Start of Available data

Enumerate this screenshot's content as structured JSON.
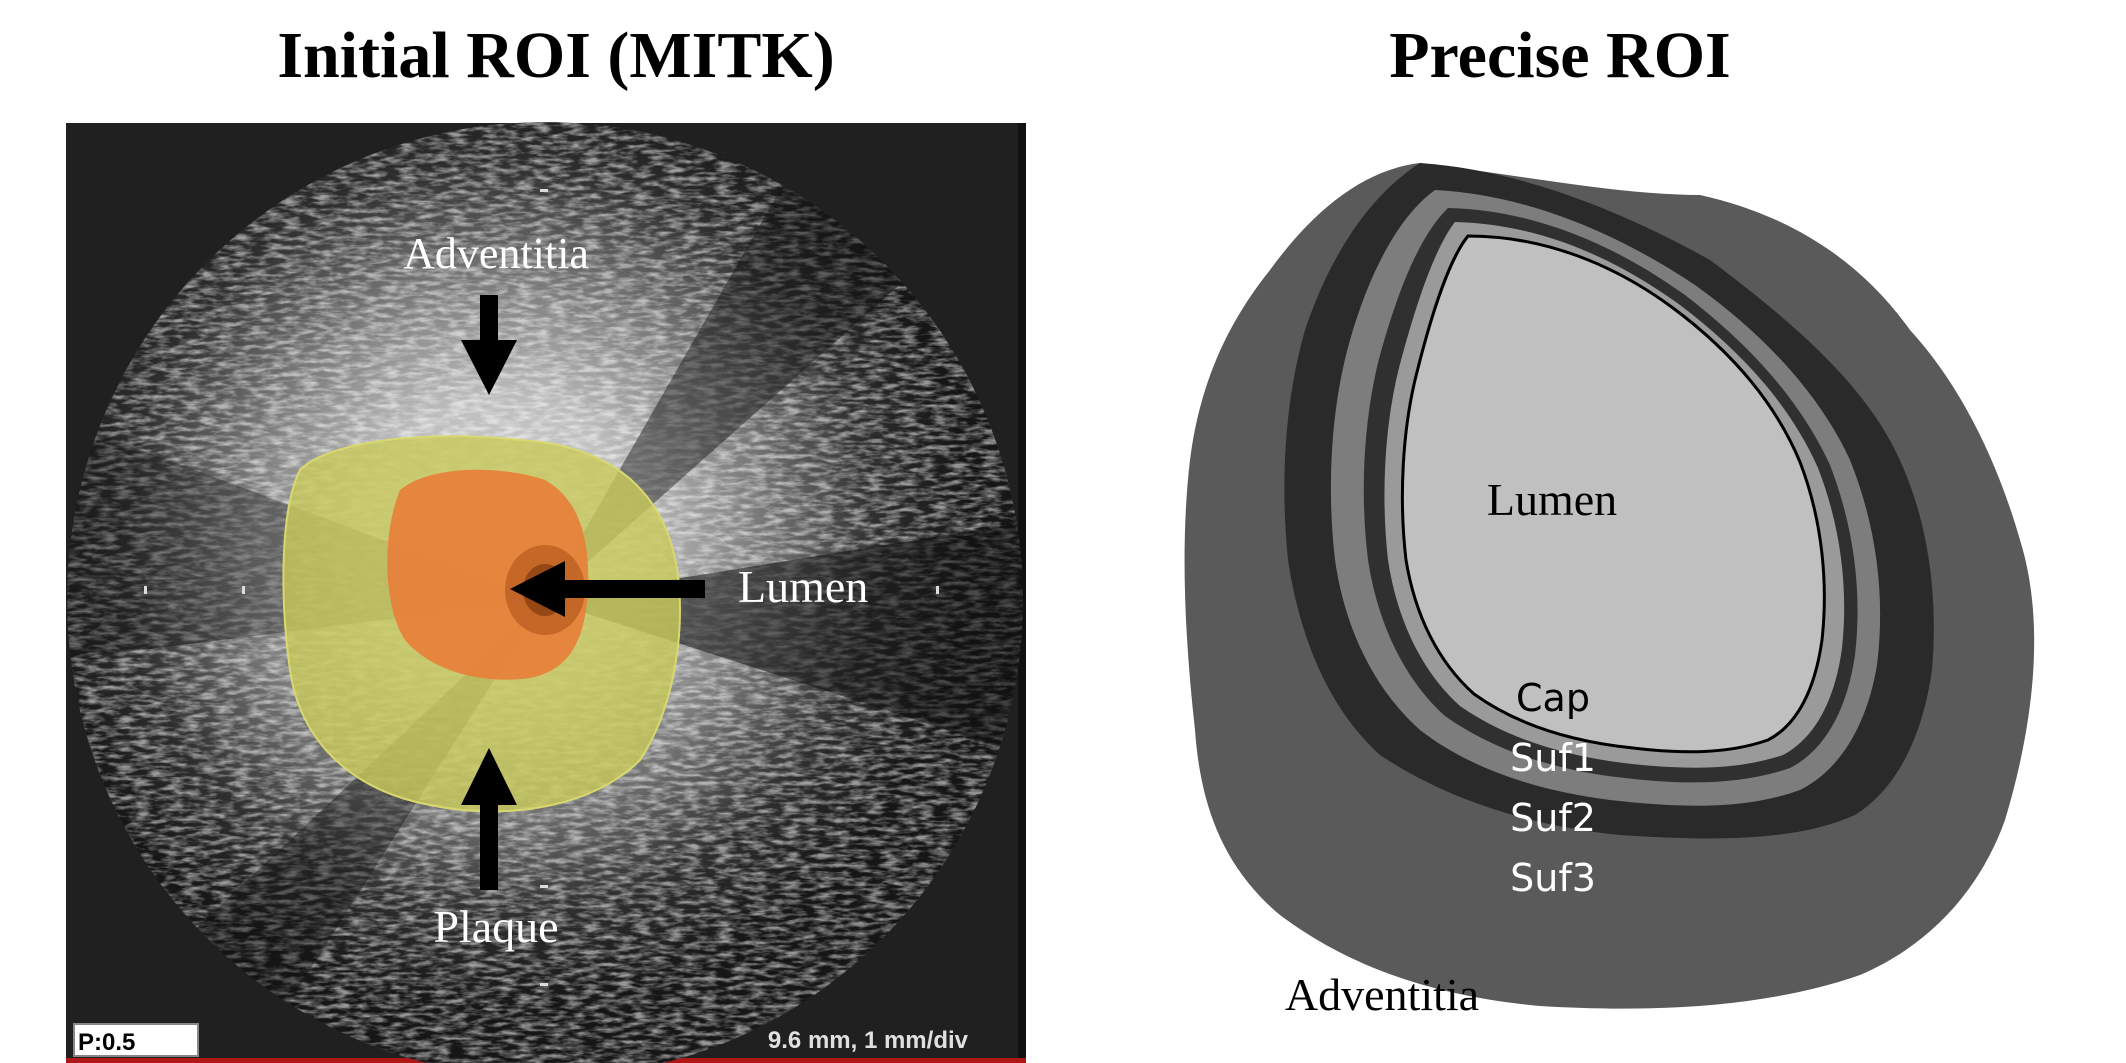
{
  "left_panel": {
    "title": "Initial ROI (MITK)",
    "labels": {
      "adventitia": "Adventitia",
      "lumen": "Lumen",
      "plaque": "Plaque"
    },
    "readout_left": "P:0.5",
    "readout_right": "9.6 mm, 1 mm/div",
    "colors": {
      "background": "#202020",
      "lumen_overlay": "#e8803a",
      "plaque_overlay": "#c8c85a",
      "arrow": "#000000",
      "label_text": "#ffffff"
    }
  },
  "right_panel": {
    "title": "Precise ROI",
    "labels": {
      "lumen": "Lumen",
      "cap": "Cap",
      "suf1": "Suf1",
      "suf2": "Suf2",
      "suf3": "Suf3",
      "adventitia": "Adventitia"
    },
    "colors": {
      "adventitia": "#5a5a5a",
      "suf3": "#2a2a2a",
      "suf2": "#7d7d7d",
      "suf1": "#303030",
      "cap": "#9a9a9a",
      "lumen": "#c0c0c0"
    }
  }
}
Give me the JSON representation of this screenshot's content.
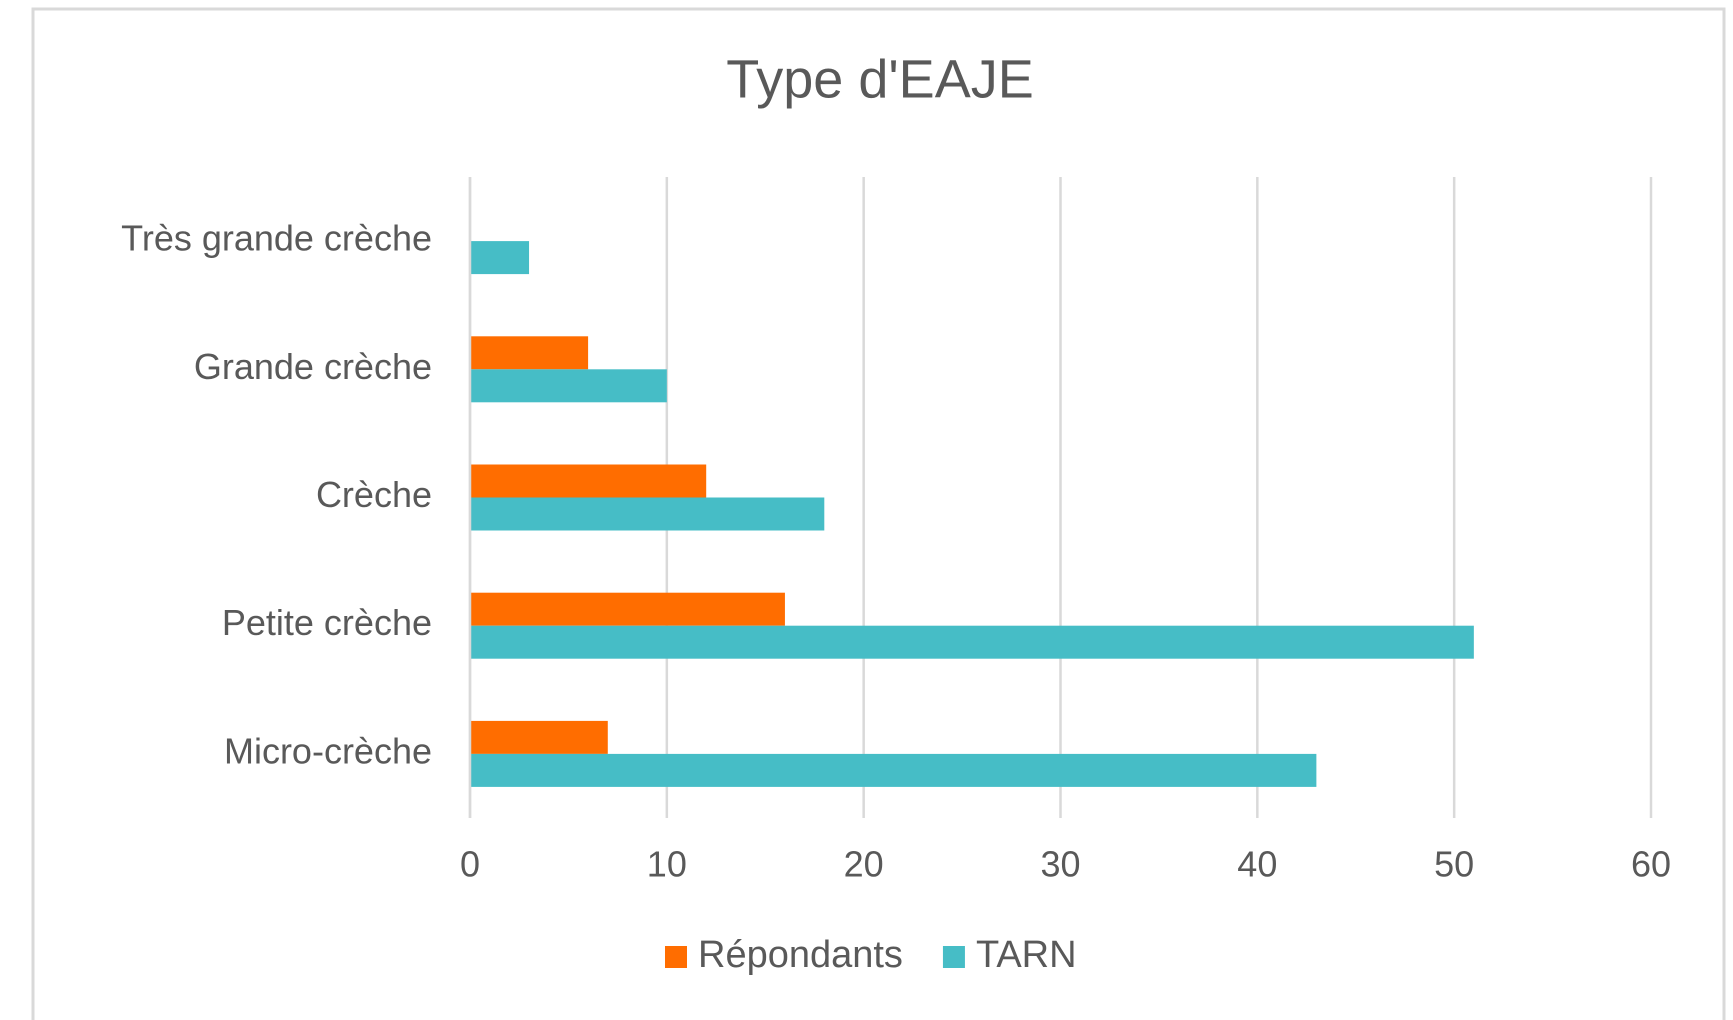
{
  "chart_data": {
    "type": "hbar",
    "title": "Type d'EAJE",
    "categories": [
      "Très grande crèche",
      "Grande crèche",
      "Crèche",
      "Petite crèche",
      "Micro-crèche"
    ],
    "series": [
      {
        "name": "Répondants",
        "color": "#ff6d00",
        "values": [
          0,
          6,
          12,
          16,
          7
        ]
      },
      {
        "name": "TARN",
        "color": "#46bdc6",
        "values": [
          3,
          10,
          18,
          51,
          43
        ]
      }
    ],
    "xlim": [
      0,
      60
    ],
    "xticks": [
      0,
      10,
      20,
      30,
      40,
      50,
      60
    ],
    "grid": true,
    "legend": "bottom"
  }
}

End of Available data

### Task to complete
Pictures stay out; reproduce every line of the records exactly.

### Result for this task
Enumerate this screenshot's content as structured JSON.
{
  "left_panel": {
    "title": "Initial ROI (MITK)",
    "labels": {
      "adventitia": "Adventitia",
      "lumen": "Lumen",
      "plaque": "Plaque"
    },
    "readout_left": "P:0.5",
    "readout_right": "9.6 mm, 1 mm/div",
    "colors": {
      "background": "#202020",
      "lumen_overlay": "#e8803a",
      "plaque_overlay": "#c8c85a",
      "arrow": "#000000",
      "label_text": "#ffffff"
    }
  },
  "right_panel": {
    "title": "Precise ROI",
    "labels": {
      "lumen": "Lumen",
      "cap": "Cap",
      "suf1": "Suf1",
      "suf2": "Suf2",
      "suf3": "Suf3",
      "adventitia": "Adventitia"
    },
    "colors": {
      "adventitia": "#5a5a5a",
      "suf3": "#2a2a2a",
      "suf2": "#7d7d7d",
      "suf1": "#303030",
      "cap": "#9a9a9a",
      "lumen": "#c0c0c0"
    }
  }
}
Give me the JSON representation of this screenshot's content.
{
  "chart_data": {
    "type": "hbar",
    "title": "Type d'EAJE",
    "categories": [
      "Très grande crèche",
      "Grande crèche",
      "Crèche",
      "Petite crèche",
      "Micro-crèche"
    ],
    "series": [
      {
        "name": "Répondants",
        "color": "#ff6d00",
        "values": [
          0,
          6,
          12,
          16,
          7
        ]
      },
      {
        "name": "TARN",
        "color": "#46bdc6",
        "values": [
          3,
          10,
          18,
          51,
          43
        ]
      }
    ],
    "xlim": [
      0,
      60
    ],
    "xticks": [
      0,
      10,
      20,
      30,
      40,
      50,
      60
    ],
    "grid": true,
    "legend": "bottom"
  }
}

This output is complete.